▸ EXERCISE OBJECTIVE: Copy the entries below, swapping "Patent image size" for "Drawing size" and leaving all else unchanged. Don't include the pictures.

▸ DATA PROVIDED:

(begin)

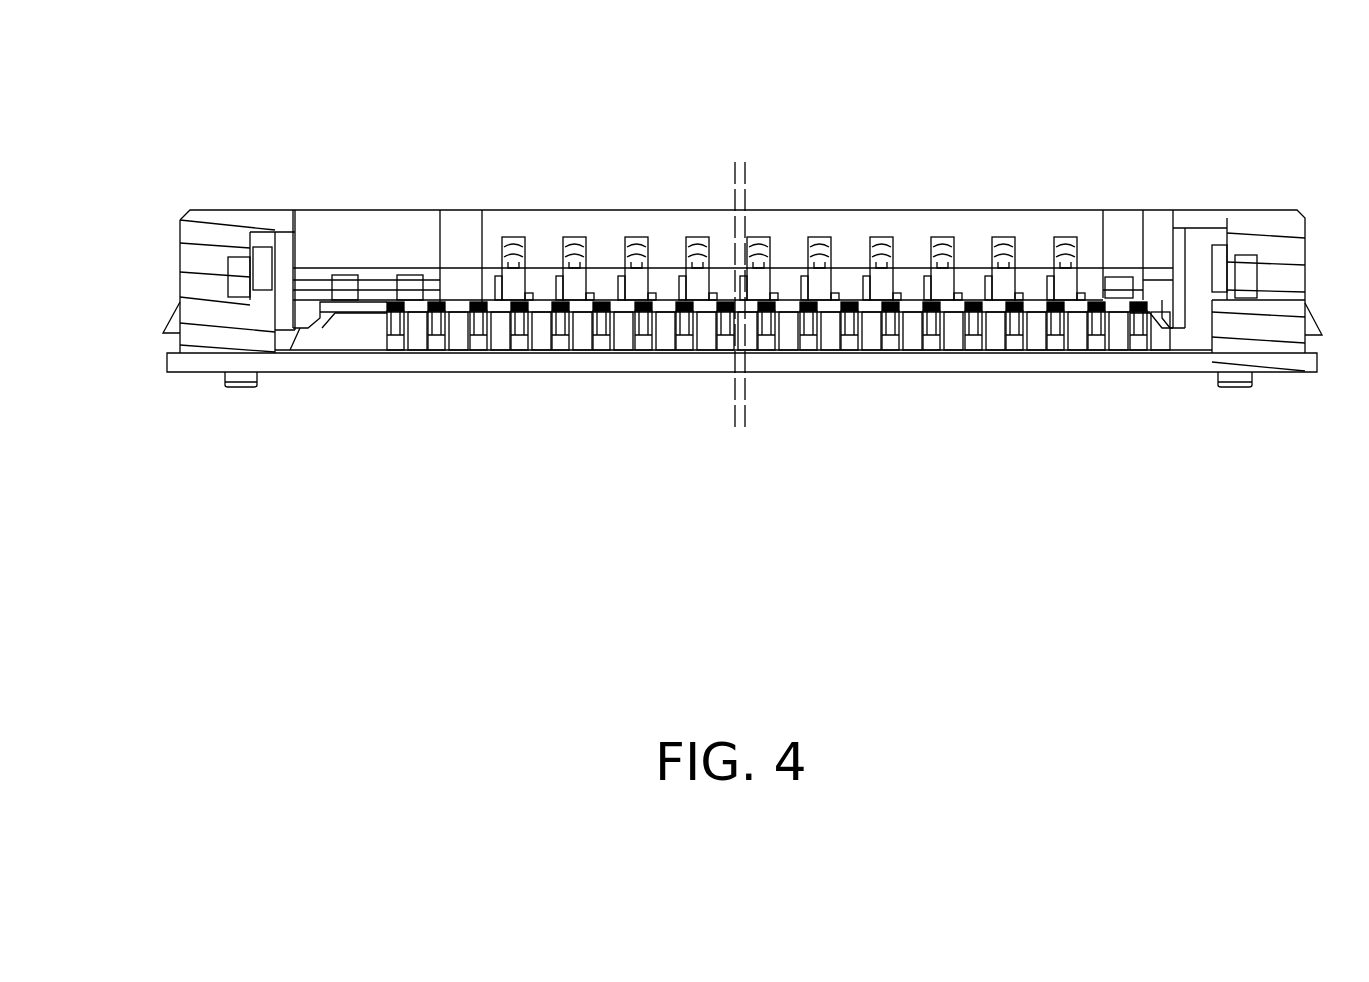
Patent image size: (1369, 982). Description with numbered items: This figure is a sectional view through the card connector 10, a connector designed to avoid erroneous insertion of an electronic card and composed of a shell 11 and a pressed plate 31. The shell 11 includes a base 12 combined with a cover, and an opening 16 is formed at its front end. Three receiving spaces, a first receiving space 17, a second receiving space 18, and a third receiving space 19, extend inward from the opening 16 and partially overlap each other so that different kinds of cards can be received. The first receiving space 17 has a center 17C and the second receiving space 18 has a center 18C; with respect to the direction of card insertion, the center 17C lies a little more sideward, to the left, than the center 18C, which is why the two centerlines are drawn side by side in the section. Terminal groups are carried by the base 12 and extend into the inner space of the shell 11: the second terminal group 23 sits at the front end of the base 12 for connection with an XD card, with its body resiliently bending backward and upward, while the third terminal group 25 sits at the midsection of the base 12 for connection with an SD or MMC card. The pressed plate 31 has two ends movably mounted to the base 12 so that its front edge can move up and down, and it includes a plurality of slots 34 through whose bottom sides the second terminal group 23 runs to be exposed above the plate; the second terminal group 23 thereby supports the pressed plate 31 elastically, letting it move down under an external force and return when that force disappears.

The card connector 10 is at (377, 537).
The shell 11 is at (191, 372).
The base 12 is at (205, 373).
The opening 16 is at (667, 255).
The first receiving space 17 is at (1135, 223).
The center of first receiving space 17C is at (735, 182).
The second receiving space 18 is at (1132, 267).
The center of second receiving space 18C is at (745, 182).
The third receiving space 19 is at (1132, 233).
The second terminal group 23 is at (838, 330).
The third terminal group 25 is at (822, 233).
The pressed plate 31 is at (355, 312).
The slots 34 is at (385, 342).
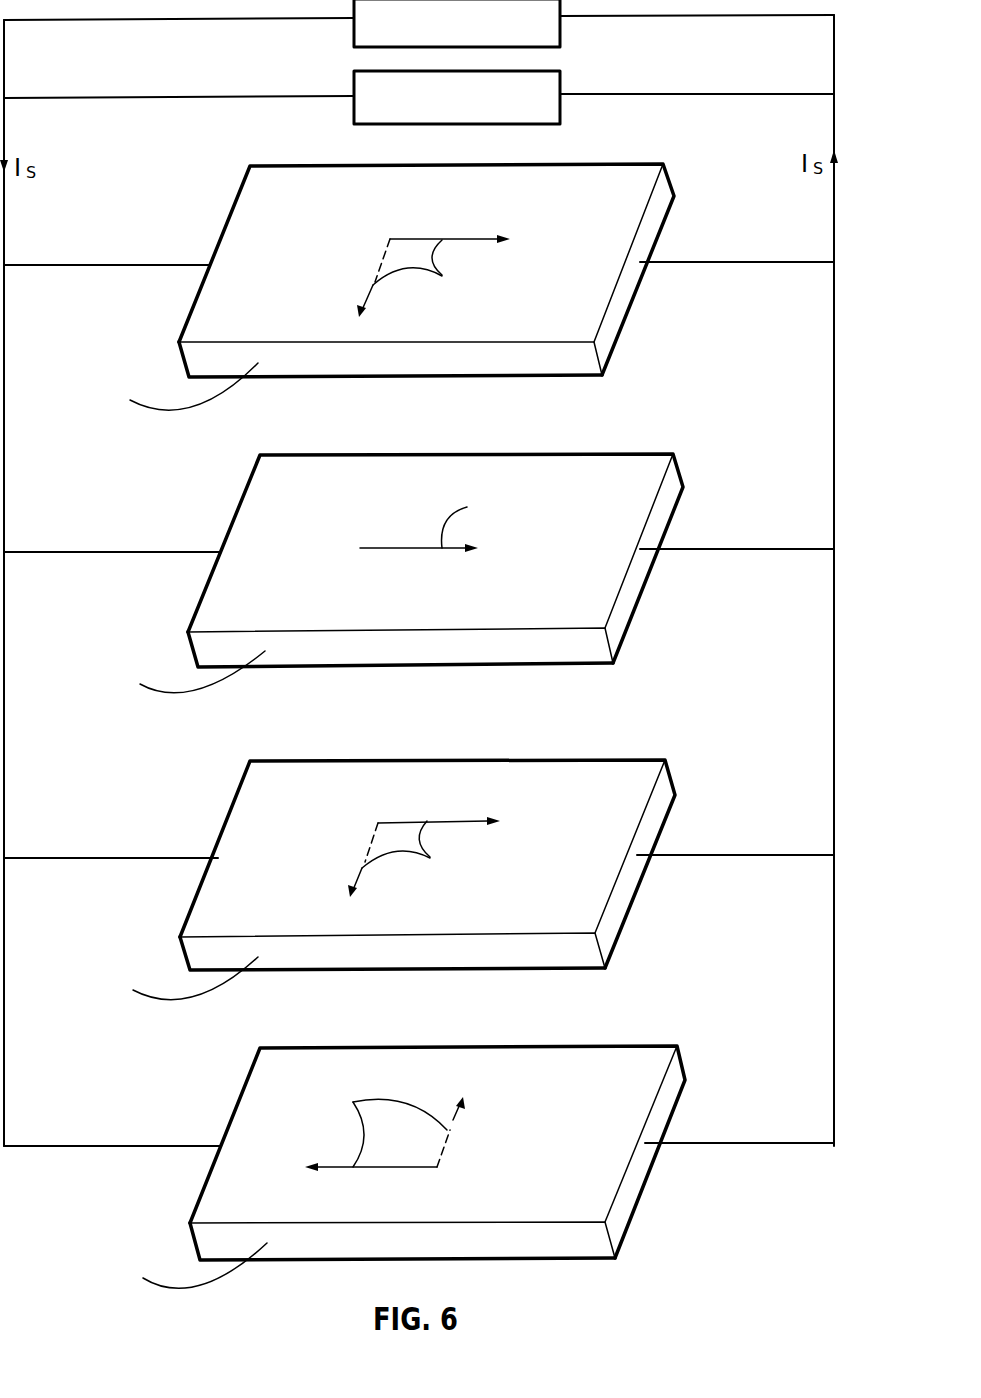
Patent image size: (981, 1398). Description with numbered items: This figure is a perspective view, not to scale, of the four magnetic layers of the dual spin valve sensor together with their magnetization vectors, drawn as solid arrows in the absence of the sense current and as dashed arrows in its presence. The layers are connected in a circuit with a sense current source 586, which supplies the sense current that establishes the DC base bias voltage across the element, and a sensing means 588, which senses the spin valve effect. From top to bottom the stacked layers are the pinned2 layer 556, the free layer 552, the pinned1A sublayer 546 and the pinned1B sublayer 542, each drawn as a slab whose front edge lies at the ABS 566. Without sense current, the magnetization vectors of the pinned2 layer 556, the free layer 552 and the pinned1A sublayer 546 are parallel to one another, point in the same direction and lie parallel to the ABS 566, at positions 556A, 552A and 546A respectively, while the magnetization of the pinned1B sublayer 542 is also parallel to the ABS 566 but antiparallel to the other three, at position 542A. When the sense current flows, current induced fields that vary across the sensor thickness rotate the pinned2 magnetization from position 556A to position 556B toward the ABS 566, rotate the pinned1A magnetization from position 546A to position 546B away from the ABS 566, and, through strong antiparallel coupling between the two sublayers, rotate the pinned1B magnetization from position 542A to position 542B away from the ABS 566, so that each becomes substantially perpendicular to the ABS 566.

The sense current source 586 is at (561, 36).
The sensing means 588 is at (561, 114).
The pinned2 layer 556 is at (385, 287).
The position of magnetization vector of pinned2 layer without sense current 556A is at (462, 238).
The position of magnetization vector of pinned2 layer with sense current 556B is at (367, 278).
The free layer 552 is at (393, 575).
The position of magnetization vector of free layer 552A is at (407, 520).
The pinned1A sublayer 546 is at (385, 880).
The position of magnetization vector of pinned1A sublayer without sense current 546A is at (458, 820).
The position of magnetization vector of pinned1A sublayer with sense current 546B is at (362, 860).
The pinned1B sublayer 542 is at (396, 1169).
The position of magnetization vector of pinned1B sublayer without sense current 542A is at (395, 1168).
The position of magnetization vector of pinned1B sublayer with sense current 542B is at (450, 1133).
The ABS 566 is at (540, 364).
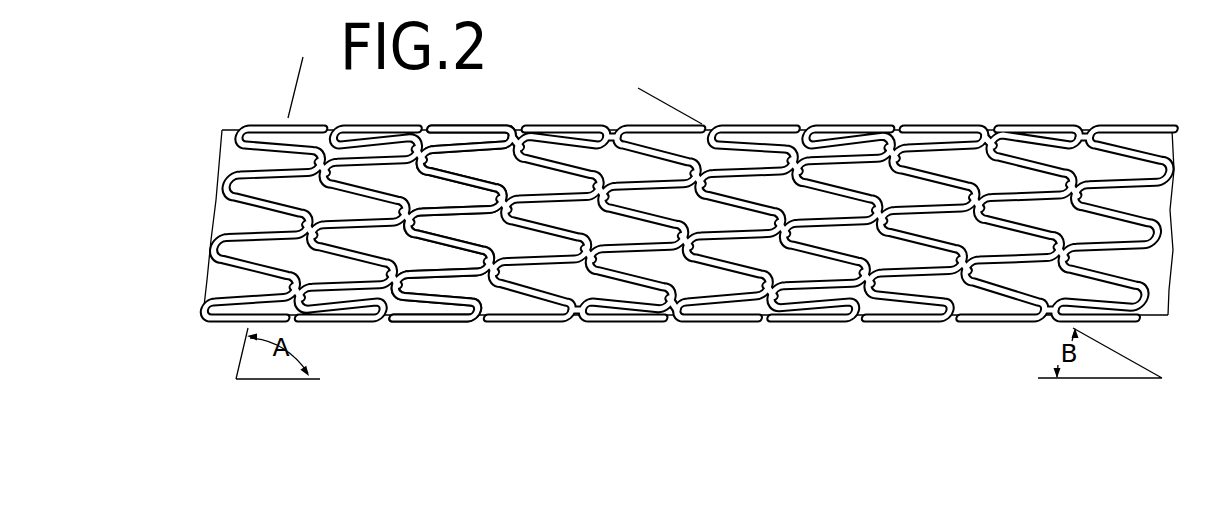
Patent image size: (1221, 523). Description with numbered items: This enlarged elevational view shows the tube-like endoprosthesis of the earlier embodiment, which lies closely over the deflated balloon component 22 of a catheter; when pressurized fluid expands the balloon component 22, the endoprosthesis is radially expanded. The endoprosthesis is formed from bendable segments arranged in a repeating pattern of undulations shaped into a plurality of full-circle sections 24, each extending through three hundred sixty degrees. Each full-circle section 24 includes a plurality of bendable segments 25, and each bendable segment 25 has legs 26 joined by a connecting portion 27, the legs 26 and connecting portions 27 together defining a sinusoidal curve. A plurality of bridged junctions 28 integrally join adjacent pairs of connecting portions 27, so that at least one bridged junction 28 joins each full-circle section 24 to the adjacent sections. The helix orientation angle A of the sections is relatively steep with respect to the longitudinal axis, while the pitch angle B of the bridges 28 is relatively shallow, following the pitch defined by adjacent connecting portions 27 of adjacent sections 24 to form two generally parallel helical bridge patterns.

The balloon component 22 is at (1113, 138).
The full-circle section 24 is at (933, 121).
The bendable segment 25 is at (413, 316).
The leg 26 is at (488, 162).
The connecting portion 27 is at (433, 160).
The bridged junction 28 is at (793, 152).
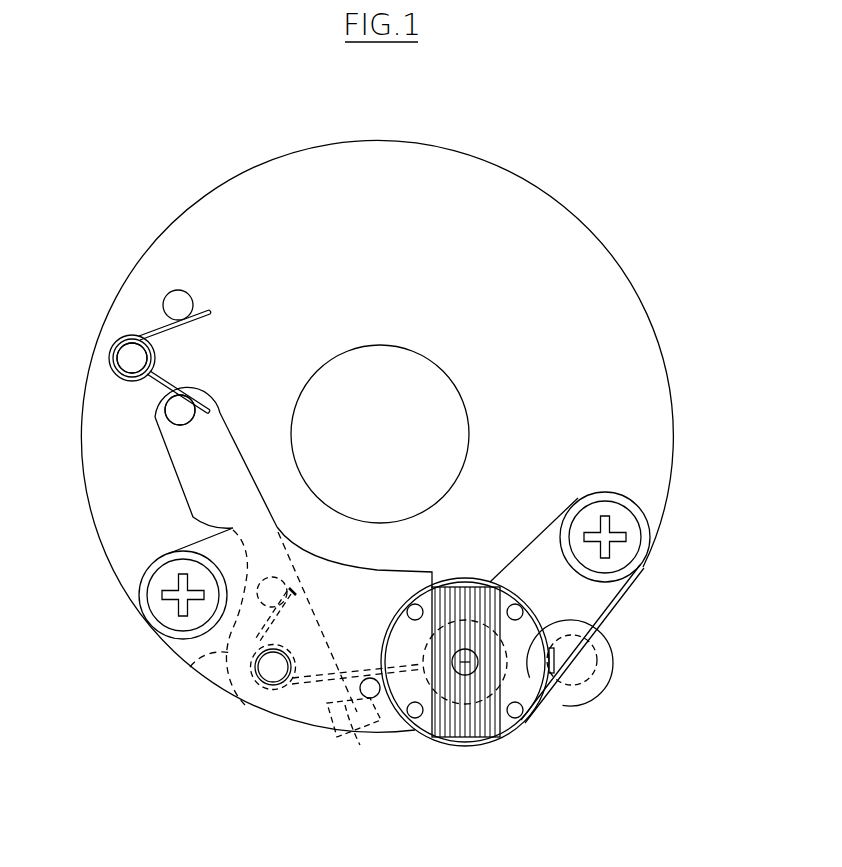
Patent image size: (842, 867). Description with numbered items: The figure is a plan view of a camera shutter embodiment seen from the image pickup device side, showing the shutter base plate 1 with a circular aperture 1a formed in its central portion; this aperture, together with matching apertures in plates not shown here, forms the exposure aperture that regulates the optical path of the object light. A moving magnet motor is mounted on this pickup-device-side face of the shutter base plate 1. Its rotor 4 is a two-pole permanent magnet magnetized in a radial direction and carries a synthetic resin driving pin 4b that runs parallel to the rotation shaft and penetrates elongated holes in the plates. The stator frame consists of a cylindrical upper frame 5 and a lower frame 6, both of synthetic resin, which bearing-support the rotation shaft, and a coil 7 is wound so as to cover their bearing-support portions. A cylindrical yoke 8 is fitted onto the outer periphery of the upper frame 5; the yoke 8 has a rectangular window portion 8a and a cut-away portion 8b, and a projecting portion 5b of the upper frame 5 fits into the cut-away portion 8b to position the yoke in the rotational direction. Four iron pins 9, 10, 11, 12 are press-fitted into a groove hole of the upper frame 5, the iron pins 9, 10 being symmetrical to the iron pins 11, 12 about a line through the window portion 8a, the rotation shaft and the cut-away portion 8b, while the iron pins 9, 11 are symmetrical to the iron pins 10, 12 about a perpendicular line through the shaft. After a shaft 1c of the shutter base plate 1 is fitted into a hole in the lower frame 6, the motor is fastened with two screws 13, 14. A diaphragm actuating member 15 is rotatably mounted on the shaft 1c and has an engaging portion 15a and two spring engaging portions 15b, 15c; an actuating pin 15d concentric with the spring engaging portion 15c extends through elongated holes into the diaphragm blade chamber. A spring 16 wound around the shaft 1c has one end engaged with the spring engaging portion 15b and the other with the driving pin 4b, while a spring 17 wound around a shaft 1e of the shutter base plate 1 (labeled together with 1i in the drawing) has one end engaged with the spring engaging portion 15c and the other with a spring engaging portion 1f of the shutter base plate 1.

(end)

▸ WRITTEN ANSWER:
Drawing size: (1369, 982). Description with numbered items: This figure is a sectional view through the card connector 10, a connector designed to avoid erroneous insertion of an electronic card and composed of a shell 11 and a pressed plate 31. The shell 11 includes a base 12 combined with a cover, and an opening 16 is formed at its front end. Three receiving spaces, a first receiving space 17, a second receiving space 18, and a third receiving space 19, extend inward from the opening 16 and partially overlap each other so that different kinds of cards can be received. The first receiving space 17 has a center 17C and the second receiving space 18 has a center 18C; with respect to the direction of card insertion, the center 17C lies a little more sideward, to the left, than the center 18C, which is why the two centerlines are drawn side by side in the section. Terminal groups are carried by the base 12 and extend into the inner space of the shell 11: the second terminal group 23 sits at the front end of the base 12 for connection with an XD card, with its body resiliently bending backward and upward, while the third terminal group 25 sits at the midsection of the base 12 for connection with an SD or MMC card. The pressed plate 31 has two ends movably mounted to the base 12 so that its front edge can move up and down, and it includes a plurality of slots 34 through whose bottom sides the second terminal group 23 runs to be exposed above the plate; the second terminal group 23 thereby supports the pressed plate 31 elastically, letting it move down under an external force and return when that force disappears.

The card connector 10 is at (377, 537).
The shell 11 is at (191, 372).
The base 12 is at (205, 373).
The opening 16 is at (667, 255).
The first receiving space 17 is at (1135, 223).
The center of first receiving space 17C is at (735, 182).
The second receiving space 18 is at (1132, 267).
The center of second receiving space 18C is at (745, 182).
The third receiving space 19 is at (1132, 233).
The second terminal group 23 is at (838, 330).
The third terminal group 25 is at (822, 233).
The pressed plate 31 is at (355, 312).
The slots 34 is at (385, 342).
Drawing size: (981, 1398). Description with numbered items: This figure is a perspective view, not to scale, of the four magnetic layers of the dual spin valve sensor together with their magnetization vectors, drawn as solid arrows in the absence of the sense current and as dashed arrows in its presence. The layers are connected in a circuit with a sense current source 586, which supplies the sense current that establishes the DC base bias voltage across the element, and a sensing means 588, which senses the spin valve effect. From top to bottom the stacked layers are the pinned2 layer 556, the free layer 552, the pinned1A sublayer 546 and the pinned1B sublayer 542, each drawn as a slab whose front edge lies at the ABS 566. Without sense current, the magnetization vectors of the pinned2 layer 556, the free layer 552 and the pinned1A sublayer 546 are parallel to one another, point in the same direction and lie parallel to the ABS 566, at positions 556A, 552A and 546A respectively, while the magnetization of the pinned1B sublayer 542 is also parallel to the ABS 566 but antiparallel to the other three, at position 542A. When the sense current flows, current induced fields that vary across the sensor thickness rotate the pinned2 magnetization from position 556A to position 556B toward the ABS 566, rotate the pinned1A magnetization from position 546A to position 546B away from the ABS 566, and, through strong antiparallel coupling between the two sublayers, rotate the pinned1B magnetization from position 542A to position 542B away from the ABS 566, so that each becomes substantially perpendicular to the ABS 566.

The sense current source 586 is at (561, 36).
The sensing means 588 is at (561, 114).
The pinned2 layer 556 is at (385, 287).
The position of magnetization vector of pinned2 layer without sense current 556A is at (462, 238).
The position of magnetization vector of pinned2 layer with sense current 556B is at (367, 278).
The free layer 552 is at (393, 575).
The position of magnetization vector of free layer 552A is at (407, 520).
The pinned1A sublayer 546 is at (385, 880).
The position of magnetization vector of pinned1A sublayer without sense current 546A is at (458, 820).
The position of magnetization vector of pinned1A sublayer with sense current 546B is at (362, 860).
The pinned1B sublayer 542 is at (396, 1169).
The position of magnetization vector of pinned1B sublayer without sense current 542A is at (395, 1168).
The position of magnetization vector of pinned1B sublayer with sense current 542B is at (450, 1133).
The ABS 566 is at (540, 364).
Drawing size: (1221, 523). Description with numbered items: This enlarged elevational view shows the tube-like endoprosthesis of the earlier embodiment, which lies closely over the deflated balloon component 22 of a catheter; when pressurized fluid expands the balloon component 22, the endoprosthesis is radially expanded. The endoprosthesis is formed from bendable segments arranged in a repeating pattern of undulations shaped into a plurality of full-circle sections 24, each extending through three hundred sixty degrees. Each full-circle section 24 includes a plurality of bendable segments 25, and each bendable segment 25 has legs 26 joined by a connecting portion 27, the legs 26 and connecting portions 27 together defining a sinusoidal curve. A plurality of bridged junctions 28 integrally join adjacent pairs of connecting portions 27, so that at least one bridged junction 28 joins each full-circle section 24 to the adjacent sections. The helix orientation angle A of the sections is relatively steep with respect to the longitudinal axis, while the pitch angle B of the bridges 28 is relatively shallow, following the pitch defined by adjacent connecting portions 27 of adjacent sections 24 to form two generally parallel helical bridge patterns.

The balloon component 22 is at (1113, 138).
The full-circle section 24 is at (933, 121).
The bendable segment 25 is at (413, 316).
The leg 26 is at (488, 162).
The connecting portion 27 is at (433, 160).
The bridged junction 28 is at (793, 152).
Drawing size: (842, 867). Description with numbered items: The figure is a plan view of a camera shutter embodiment seen from the image pickup device side, showing the shutter base plate 1 with a circular aperture 1a formed in its central portion; this aperture, together with matching apertures in plates not shown here, forms the exposure aperture that regulates the optical path of the object light. A moving magnet motor is mounted on this pickup-device-side face of the shutter base plate 1. Its rotor 4 is a two-pole permanent magnet magnetized in a radial direction and carries a synthetic resin driving pin 4b that runs parallel to the rotation shaft and penetrates elongated holes in the plates. The stator frame consists of a cylindrical upper frame 5 and a lower frame 6, both of synthetic resin, which bearing-support the rotation shaft, and a coil 7 is wound so as to cover their bearing-support portions. A cylindrical yoke 8 is fitted onto the outer periphery of the upper frame 5; the yoke 8 has a rectangular window portion 8a and a cut-away portion 8b, and a projecting portion 5b of the upper frame 5 fits into the cut-away portion 8b to position the yoke in the rotational direction. Four iron pins 9, 10, 11, 12 are press-fitted into a groove hole of the upper frame 5, the iron pins 9, 10 being symmetrical to the iron pins 11, 12 about a line through the window portion 8a, the rotation shaft and the cut-away portion 8b, while the iron pins 9, 11 are symmetrical to the iron pins 10, 12 about a perpendicular line through the shaft. After a shaft 1c of the shutter base plate 1 is fitted into a hole in the lower frame 6, the motor is fastened with two screws 13, 14. A diaphragm actuating member 15 is rotatably mounted on the shaft 1c and has an engaging portion 15a and two spring engaging portions 15b, 15c; an actuating pin 15d concentric with the spring engaging portion 15c extends through elongated holes into the diaphragm blade chamber. A spring 16 wound around the shaft 1c has one end engaged with the spring engaging portion 15b and the other with the driving pin 4b, while a spring 17 wound around a shaft 1e of the shutter base plate 1 (labeled together with 1i in the drawing) has one end engaged with the spring engaging portion 15c and the other with a spring engaging portion 1f of the shutter base plate 1.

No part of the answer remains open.